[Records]
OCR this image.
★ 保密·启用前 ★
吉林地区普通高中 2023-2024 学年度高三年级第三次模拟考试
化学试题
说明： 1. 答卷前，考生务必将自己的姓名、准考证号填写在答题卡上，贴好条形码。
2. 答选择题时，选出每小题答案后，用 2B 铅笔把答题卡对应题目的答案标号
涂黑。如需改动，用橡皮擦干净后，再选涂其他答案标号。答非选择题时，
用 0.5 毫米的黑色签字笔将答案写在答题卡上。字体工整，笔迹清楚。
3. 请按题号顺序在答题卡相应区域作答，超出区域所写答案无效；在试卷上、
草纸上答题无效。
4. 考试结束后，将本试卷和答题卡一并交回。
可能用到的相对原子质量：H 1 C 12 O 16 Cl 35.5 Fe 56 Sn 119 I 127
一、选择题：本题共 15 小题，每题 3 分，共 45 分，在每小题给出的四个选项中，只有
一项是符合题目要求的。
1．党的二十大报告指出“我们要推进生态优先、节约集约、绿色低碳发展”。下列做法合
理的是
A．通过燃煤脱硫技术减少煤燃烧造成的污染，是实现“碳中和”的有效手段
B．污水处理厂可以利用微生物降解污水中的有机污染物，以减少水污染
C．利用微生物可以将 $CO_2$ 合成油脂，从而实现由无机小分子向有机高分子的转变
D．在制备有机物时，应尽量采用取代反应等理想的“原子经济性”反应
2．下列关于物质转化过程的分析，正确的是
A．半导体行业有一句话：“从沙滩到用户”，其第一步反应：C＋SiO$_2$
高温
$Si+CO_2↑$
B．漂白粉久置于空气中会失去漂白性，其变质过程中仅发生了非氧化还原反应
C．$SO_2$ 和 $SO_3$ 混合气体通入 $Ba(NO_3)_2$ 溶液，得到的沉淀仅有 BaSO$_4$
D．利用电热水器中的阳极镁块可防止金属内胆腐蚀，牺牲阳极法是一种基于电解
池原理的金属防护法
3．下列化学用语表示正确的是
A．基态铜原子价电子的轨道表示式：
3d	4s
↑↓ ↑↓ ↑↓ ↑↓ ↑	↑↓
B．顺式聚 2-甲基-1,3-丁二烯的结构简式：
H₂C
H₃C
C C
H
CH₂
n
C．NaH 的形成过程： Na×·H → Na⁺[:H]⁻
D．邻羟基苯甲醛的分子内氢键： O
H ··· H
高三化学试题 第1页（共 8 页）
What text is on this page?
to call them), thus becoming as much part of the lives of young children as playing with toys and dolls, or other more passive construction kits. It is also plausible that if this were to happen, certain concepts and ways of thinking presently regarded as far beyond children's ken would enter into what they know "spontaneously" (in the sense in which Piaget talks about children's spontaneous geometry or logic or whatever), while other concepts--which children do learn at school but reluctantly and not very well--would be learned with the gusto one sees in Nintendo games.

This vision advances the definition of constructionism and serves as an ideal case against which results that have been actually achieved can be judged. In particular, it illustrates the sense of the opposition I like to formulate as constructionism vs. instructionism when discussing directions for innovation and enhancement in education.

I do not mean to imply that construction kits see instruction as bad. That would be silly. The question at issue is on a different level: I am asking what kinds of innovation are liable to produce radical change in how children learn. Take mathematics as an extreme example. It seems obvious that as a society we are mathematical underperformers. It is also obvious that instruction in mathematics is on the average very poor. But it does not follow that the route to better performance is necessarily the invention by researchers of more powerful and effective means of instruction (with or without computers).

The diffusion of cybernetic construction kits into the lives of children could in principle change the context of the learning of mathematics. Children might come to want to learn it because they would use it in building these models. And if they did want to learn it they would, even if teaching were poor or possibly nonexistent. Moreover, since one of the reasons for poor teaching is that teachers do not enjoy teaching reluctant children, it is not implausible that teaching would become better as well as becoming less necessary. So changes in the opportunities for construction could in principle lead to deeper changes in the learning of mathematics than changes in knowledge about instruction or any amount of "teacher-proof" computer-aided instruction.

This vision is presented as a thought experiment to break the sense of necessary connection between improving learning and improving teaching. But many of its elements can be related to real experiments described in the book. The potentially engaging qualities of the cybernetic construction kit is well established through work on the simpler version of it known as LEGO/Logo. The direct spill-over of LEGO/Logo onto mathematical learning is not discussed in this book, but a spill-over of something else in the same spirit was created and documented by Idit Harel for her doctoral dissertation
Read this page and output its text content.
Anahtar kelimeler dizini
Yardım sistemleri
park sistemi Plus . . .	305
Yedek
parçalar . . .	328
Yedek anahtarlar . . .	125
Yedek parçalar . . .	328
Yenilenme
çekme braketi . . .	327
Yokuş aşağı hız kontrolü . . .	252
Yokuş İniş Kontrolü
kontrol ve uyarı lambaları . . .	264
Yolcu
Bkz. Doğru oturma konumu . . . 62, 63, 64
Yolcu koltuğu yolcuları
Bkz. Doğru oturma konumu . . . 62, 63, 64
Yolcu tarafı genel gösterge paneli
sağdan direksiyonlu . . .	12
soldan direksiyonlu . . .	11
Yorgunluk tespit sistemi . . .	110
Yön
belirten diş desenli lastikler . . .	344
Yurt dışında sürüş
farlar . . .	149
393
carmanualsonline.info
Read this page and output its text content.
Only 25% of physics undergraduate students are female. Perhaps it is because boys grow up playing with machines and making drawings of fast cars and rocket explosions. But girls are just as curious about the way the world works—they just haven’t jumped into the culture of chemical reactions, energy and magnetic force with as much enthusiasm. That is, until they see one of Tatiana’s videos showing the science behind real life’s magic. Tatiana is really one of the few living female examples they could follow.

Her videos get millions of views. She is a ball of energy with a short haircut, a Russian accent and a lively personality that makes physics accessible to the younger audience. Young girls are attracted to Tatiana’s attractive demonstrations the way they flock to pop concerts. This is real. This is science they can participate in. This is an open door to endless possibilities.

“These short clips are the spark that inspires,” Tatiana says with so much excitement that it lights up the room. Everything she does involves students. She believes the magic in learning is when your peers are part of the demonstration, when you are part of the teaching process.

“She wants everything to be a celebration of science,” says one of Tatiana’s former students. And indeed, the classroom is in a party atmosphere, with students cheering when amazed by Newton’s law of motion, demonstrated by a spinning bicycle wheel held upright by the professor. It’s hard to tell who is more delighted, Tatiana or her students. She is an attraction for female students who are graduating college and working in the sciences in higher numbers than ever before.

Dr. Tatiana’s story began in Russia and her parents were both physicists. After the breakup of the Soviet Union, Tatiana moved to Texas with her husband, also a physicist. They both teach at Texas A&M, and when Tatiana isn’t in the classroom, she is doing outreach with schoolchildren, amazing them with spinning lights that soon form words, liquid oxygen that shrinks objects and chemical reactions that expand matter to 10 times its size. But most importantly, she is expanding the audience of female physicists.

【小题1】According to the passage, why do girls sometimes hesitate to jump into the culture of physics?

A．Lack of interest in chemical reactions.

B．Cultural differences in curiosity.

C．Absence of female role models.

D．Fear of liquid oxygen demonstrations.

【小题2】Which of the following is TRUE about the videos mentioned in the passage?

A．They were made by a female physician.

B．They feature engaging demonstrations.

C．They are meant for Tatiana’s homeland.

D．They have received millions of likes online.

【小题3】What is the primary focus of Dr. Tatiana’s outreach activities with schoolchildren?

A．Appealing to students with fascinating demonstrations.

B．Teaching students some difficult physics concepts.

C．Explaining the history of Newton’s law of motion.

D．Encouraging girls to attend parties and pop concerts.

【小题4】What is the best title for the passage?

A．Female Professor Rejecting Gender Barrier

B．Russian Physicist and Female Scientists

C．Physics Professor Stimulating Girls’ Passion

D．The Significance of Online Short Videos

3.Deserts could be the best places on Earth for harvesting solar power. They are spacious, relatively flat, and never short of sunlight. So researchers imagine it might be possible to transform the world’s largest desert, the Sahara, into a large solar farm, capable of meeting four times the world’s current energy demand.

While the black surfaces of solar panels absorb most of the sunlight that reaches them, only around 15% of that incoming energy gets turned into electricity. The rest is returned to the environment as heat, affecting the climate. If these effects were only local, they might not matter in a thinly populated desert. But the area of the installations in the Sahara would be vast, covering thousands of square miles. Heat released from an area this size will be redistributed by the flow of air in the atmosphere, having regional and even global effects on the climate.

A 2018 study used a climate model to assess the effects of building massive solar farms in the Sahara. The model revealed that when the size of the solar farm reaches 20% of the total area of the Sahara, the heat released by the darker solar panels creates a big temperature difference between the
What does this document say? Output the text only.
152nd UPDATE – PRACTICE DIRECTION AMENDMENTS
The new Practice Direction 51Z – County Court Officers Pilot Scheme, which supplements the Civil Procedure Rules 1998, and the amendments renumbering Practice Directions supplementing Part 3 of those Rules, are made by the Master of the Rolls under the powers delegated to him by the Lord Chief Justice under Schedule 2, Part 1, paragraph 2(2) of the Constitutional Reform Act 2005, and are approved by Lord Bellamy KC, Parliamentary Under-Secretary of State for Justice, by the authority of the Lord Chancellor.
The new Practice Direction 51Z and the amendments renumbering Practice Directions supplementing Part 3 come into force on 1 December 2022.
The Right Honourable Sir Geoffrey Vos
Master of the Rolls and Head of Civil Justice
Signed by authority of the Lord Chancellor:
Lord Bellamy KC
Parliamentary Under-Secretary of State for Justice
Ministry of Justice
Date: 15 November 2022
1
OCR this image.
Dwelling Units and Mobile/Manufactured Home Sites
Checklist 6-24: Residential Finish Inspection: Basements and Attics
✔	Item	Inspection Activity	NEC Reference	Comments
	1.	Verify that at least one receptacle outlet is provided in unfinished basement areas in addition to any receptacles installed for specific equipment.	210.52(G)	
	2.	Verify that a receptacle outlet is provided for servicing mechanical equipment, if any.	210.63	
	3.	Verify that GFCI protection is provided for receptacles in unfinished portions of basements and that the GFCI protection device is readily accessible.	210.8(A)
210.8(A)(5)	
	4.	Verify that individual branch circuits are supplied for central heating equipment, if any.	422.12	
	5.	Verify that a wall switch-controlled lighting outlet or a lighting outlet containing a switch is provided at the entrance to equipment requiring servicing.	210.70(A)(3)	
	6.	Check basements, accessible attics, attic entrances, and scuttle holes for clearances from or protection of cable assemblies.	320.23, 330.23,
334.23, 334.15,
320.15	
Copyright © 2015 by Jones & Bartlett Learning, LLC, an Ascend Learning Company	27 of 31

### [WHAT TO WORK ON]
Using the entries above, return each line that includes the word "servicing".

### [ANSWER TO THIS TASK]
	2.	Verify that a receptacle outlet is provided for servicing mechanical equipment, if any.	210.63	
	5.	Verify that a wall switch-controlled lighting outlet or a lighting outlet containing a switch is provided at the entrance to equipment requiring servicing.	210.70(A)(3)	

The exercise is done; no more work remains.